— BRIEF —
Give the material once more, word for word, without any images.

begin

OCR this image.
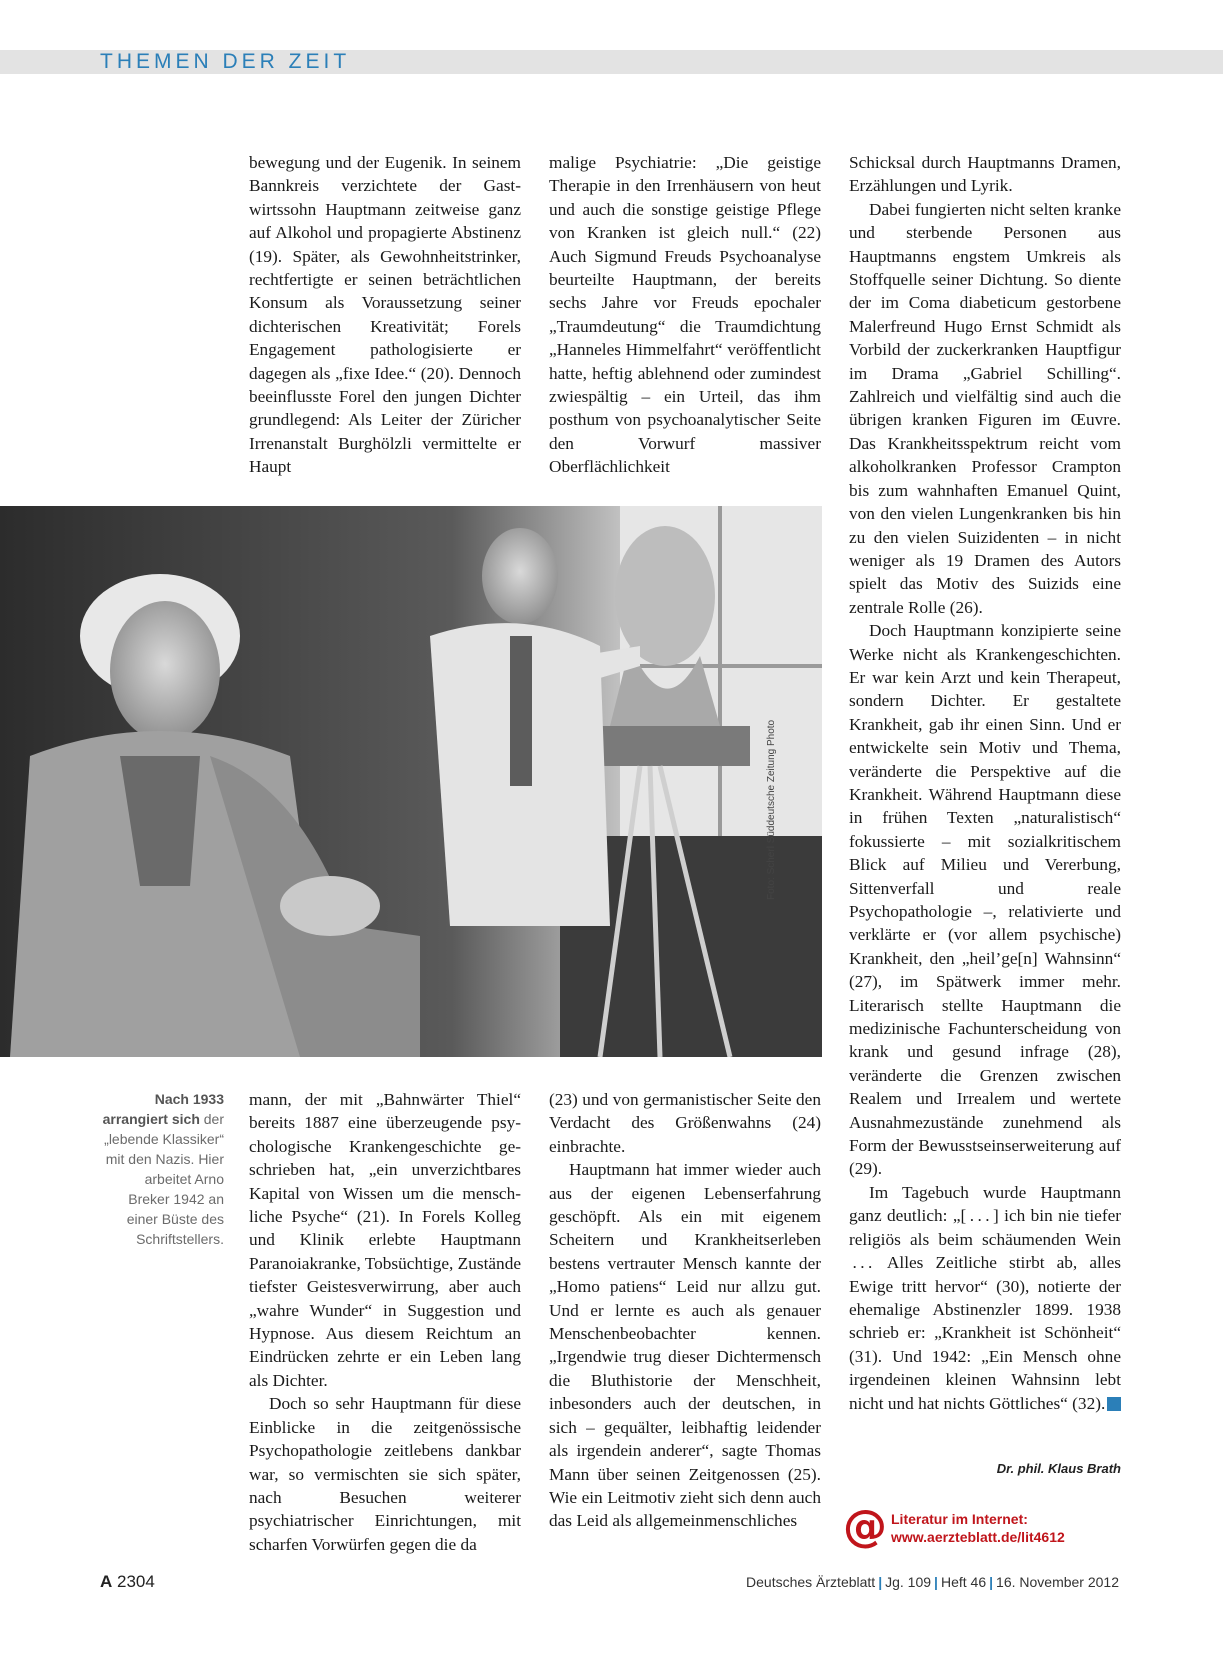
THEMEN DER ZEIT

bewegung und der Eugenik. In seinem Bannkreis verzichtete der Gastwirtssohn Hauptmann zeitweise ganz auf Alkohol und propagierte Abstinenz (19). Später, als Gewohnheitstrinker, rechtfertigte er seinen beträchtlichen Konsum als Voraussetzung seiner dichterischen Kreativität; Forels Engagement pathologisierte er dagegen als „fixe Idee.“ (20). Dennoch beeinflusste Forel den jungen Dichter grundlegend: Als Leiter der Züricher Irrenanstalt Burghölzli vermittelte er Haupt

malige Psychiatrie: „Die geistige Therapie in den Irrenhäusern von heut und auch die sonstige geistige Pflege von Kranken ist gleich null.“ (22) Auch Sigmund Freuds Psychoanalyse beurteilte Hauptmann, der bereits sechs Jahre vor Freuds epochaler „Traumdeutung“ die Traumdichtung „Hanneles Himmelfahrt“ veröffentlicht hatte, heftig ablehnend oder zumindest zwiespältig – ein Urteil, das ihm posthum von psychoanalytischer Seite den Vorwurf massiver Oberflächlichkeit

Schicksal durch Hauptmanns Dramen, Erzählungen und Lyrik.

Dabei fungierten nicht selten kranke und sterbende Personen aus Hauptmanns engstem Umkreis als Stoffquelle seiner Dichtung. So diente der im Coma diabeticum gestorbene Malerfreund Hugo Ernst Schmidt als Vorbild der zuckerkranken Hauptfigur im Drama „Gabriel Schilling“. Zahlreich und vielfältig sind auch die übrigen kranken Figuren im Œuvre. Das Krankheitsspektrum reicht vom alkoholkranken Professor Crampton bis zum wahnhaften Emanuel Quint, von den vielen Lungenkranken bis hin zu den vielen Suizidenten – in nicht weniger als 19 Dramen des Autors spielt das Motiv des Suizids eine zentrale Rolle (26).

Doch Hauptmann konzipierte seine Werke nicht als Krankengeschichten. Er war kein Arzt und kein Therapeut, sondern Dichter. Er gestaltete Krankheit, gab ihr einen Sinn. Und er entwickelte sein Motiv und Thema, veränderte die Perspektive auf die Krankheit. Während Hauptmann diese in frühen Texten „naturalistisch“ fokussierte – mit sozialkritischem Blick auf Milieu und Vererbung, Sittenverfall und reale Psychopathologie –, relativierte und verklärte er (vor allem psychische) Krankheit, den „heil’ge[n] Wahnsinn“ (27), im Spätwerk immer mehr. Literarisch stellte Hauptmann die medizinische Fachunterscheidung von krank und gesund infrage (28), veränderte die Grenzen zwischen Realem und Irrealem und wertete Ausnahmezustände zunehmend als Form der Bewusstseinserweiterung auf (29).

Im Tagebuch wurde Hauptmann ganz deutlich: „[ . . . ] ich bin nie tiefer religiös als beim schäumenden Wein  . . .  Alles Zeitliche stirbt ab, alles Ewige tritt hervor“ (30), notierte der ehemalige Abstinenzler 1899. 1938 schrieb er: „Krankheit ist Schönheit“ (31). Und 1942: „Ein Mensch ohne irgendeinen kleinen Wahnsinn lebt nicht und hat nichts Göttliches“ (32).

Foto: Scherl Süddeutsche Zeitung Photo
Nach 1933 arrangiert sich der „lebende Klassiker“ mit den Nazis. Hier arbeitet Arno Breker 1942 an einer Büste des Schriftstellers.

mann, der mit „Bahnwärter Thiel“ bereits 1887 eine überzeugende psychologische Krankengeschichte geschrieben hat, „ein unverzichtbares Kapital von Wissen um die menschliche Psyche“ (21). In Forels Kolleg und Klinik erlebte Hauptmann Paranoiakranke, Tobsüchtige, Zustände tiefster Geistesverwirrung, aber auch „wahre Wunder“ in Suggestion und Hypnose. Aus diesem Reichtum an Eindrücken zehrte er ein Leben lang als Dichter.

Doch so sehr Hauptmann für diese Einblicke in die zeitgenössische Psychopathologie zeitlebens dankbar war, so vermischten sie sich später, nach Besuchen weiterer psychiatrischer Einrichtungen, mit scharfen Vorwürfen gegen die da

(23) und von germanistischer Seite den Verdacht des Größenwahns (24) einbrachte.

Hauptmann hat immer wieder auch aus der eigenen Lebenserfahrung geschöpft. Als ein mit eigenem Scheitern und Krankheitserleben bestens vertrauter Mensch kannte der „Homo patiens“ Leid nur allzu gut. Und er lernte es auch als genauer Menschenbeobachter kennen. „Irgendwie trug dieser Dichtermensch die Bluthistorie der Menschheit, inbesonders auch der deutschen, in sich – gequälter, leibhaftig leidender als irgendein anderer“, sagte Thomas Mann über seinen Zeitgenossen (25). Wie ein Leitmotiv zieht sich denn auch das Leid als allgemeinmenschliches

Dr. phil. Klaus Brath
@ Literatur im Internet:
www.aerzteblatt.de/lit4612
A 2304	Deutsches Ärzteblatt | Jg. 109 | Heft 46 | 16. November 2012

end

— WORKED SOLUTION —
OCR this image.
THEMEN DER ZEIT

bewegung und der Eugenik. In seinem Bannkreis verzichtete der Gastwirtssohn Hauptmann zeitweise ganz auf Alkohol und propagierte Abstinenz (19). Später, als Gewohnheitstrinker, rechtfertigte er seinen beträchtlichen Konsum als Voraussetzung seiner dichterischen Kreativität; Forels Engagement pathologisierte er dagegen als „fixe Idee.“ (20). Dennoch beeinflusste Forel den jungen Dichter grundlegend: Als Leiter der Züricher Irrenanstalt Burghölzli vermittelte er Haupt

malige Psychiatrie: „Die geistige Therapie in den Irrenhäusern von heut und auch die sonstige geistige Pflege von Kranken ist gleich null.“ (22) Auch Sigmund Freuds Psychoanalyse beurteilte Hauptmann, der bereits sechs Jahre vor Freuds epochaler „Traumdeutung“ die Traumdichtung „Hanneles Himmelfahrt“ veröffentlicht hatte, heftig ablehnend oder zumindest zwiespältig – ein Urteil, das ihm posthum von psychoanalytischer Seite den Vorwurf massiver Oberflächlichkeit

Schicksal durch Hauptmanns Dramen, Erzählungen und Lyrik.

Dabei fungierten nicht selten kranke und sterbende Personen aus Hauptmanns engstem Umkreis als Stoffquelle seiner Dichtung. So diente der im Coma diabeticum gestorbene Malerfreund Hugo Ernst Schmidt als Vorbild der zuckerkranken Hauptfigur im Drama „Gabriel Schilling“. Zahlreich und vielfältig sind auch die übrigen kranken Figuren im Œuvre. Das Krankheitsspektrum reicht vom alkoholkranken Professor Crampton bis zum wahnhaften Emanuel Quint, von den vielen Lungenkranken bis hin zu den vielen Suizidenten – in nicht weniger als 19 Dramen des Autors spielt das Motiv des Suizids eine zentrale Rolle (26).

Doch Hauptmann konzipierte seine Werke nicht als Krankengeschichten. Er war kein Arzt und kein Therapeut, sondern Dichter. Er gestaltete Krankheit, gab ihr einen Sinn. Und er entwickelte sein Motiv und Thema, veränderte die Perspektive auf die Krankheit. Während Hauptmann diese in frühen Texten „naturalistisch“ fokussierte – mit sozialkritischem Blick auf Milieu und Vererbung, Sittenverfall und reale Psychopathologie –, relativierte und verklärte er (vor allem psychische) Krankheit, den „heil’ge[n] Wahnsinn“ (27), im Spätwerk immer mehr. Literarisch stellte Hauptmann die medizinische Fachunterscheidung von krank und gesund infrage (28), veränderte die Grenzen zwischen Realem und Irrealem und wertete Ausnahmezustände zunehmend als Form der Bewusstseinserweiterung auf (29).

Im Tagebuch wurde Hauptmann ganz deutlich: „[ . . . ] ich bin nie tiefer religiös als beim schäumenden Wein  . . .  Alles Zeitliche stirbt ab, alles Ewige tritt hervor“ (30), notierte der ehemalige Abstinenzler 1899. 1938 schrieb er: „Krankheit ist Schönheit“ (31). Und 1942: „Ein Mensch ohne irgendeinen kleinen Wahnsinn lebt nicht und hat nichts Göttliches“ (32).

Foto: Scherl Süddeutsche Zeitung Photo
Nach 1933 arrangiert sich der „lebende Klassiker“ mit den Nazis. Hier arbeitet Arno Breker 1942 an einer Büste des Schriftstellers.

mann, der mit „Bahnwärter Thiel“ bereits 1887 eine überzeugende psychologische Krankengeschichte geschrieben hat, „ein unverzichtbares Kapital von Wissen um die menschliche Psyche“ (21). In Forels Kolleg und Klinik erlebte Hauptmann Paranoiakranke, Tobsüchtige, Zustände tiefster Geistesverwirrung, aber auch „wahre Wunder“ in Suggestion und Hypnose. Aus diesem Reichtum an Eindrücken zehrte er ein Leben lang als Dichter.

Doch so sehr Hauptmann für diese Einblicke in die zeitgenössische Psychopathologie zeitlebens dankbar war, so vermischten sie sich später, nach Besuchen weiterer psychiatrischer Einrichtungen, mit scharfen Vorwürfen gegen die da

(23) und von germanistischer Seite den Verdacht des Größenwahns (24) einbrachte.

Hauptmann hat immer wieder auch aus der eigenen Lebenserfahrung geschöpft. Als ein mit eigenem Scheitern und Krankheitserleben bestens vertrauter Mensch kannte der „Homo patiens“ Leid nur allzu gut. Und er lernte es auch als genauer Menschenbeobachter kennen. „Irgendwie trug dieser Dichtermensch die Bluthistorie der Menschheit, inbesonders auch der deutschen, in sich – gequälter, leibhaftig leidender als irgendein anderer“, sagte Thomas Mann über seinen Zeitgenossen (25). Wie ein Leitmotiv zieht sich denn auch das Leid als allgemeinmenschliches

Dr. phil. Klaus Brath
@ Literatur im Internet:
www.aerzteblatt.de/lit4612
A 2304	Deutsches Ärzteblatt | Jg. 109 | Heft 46 | 16. November 2012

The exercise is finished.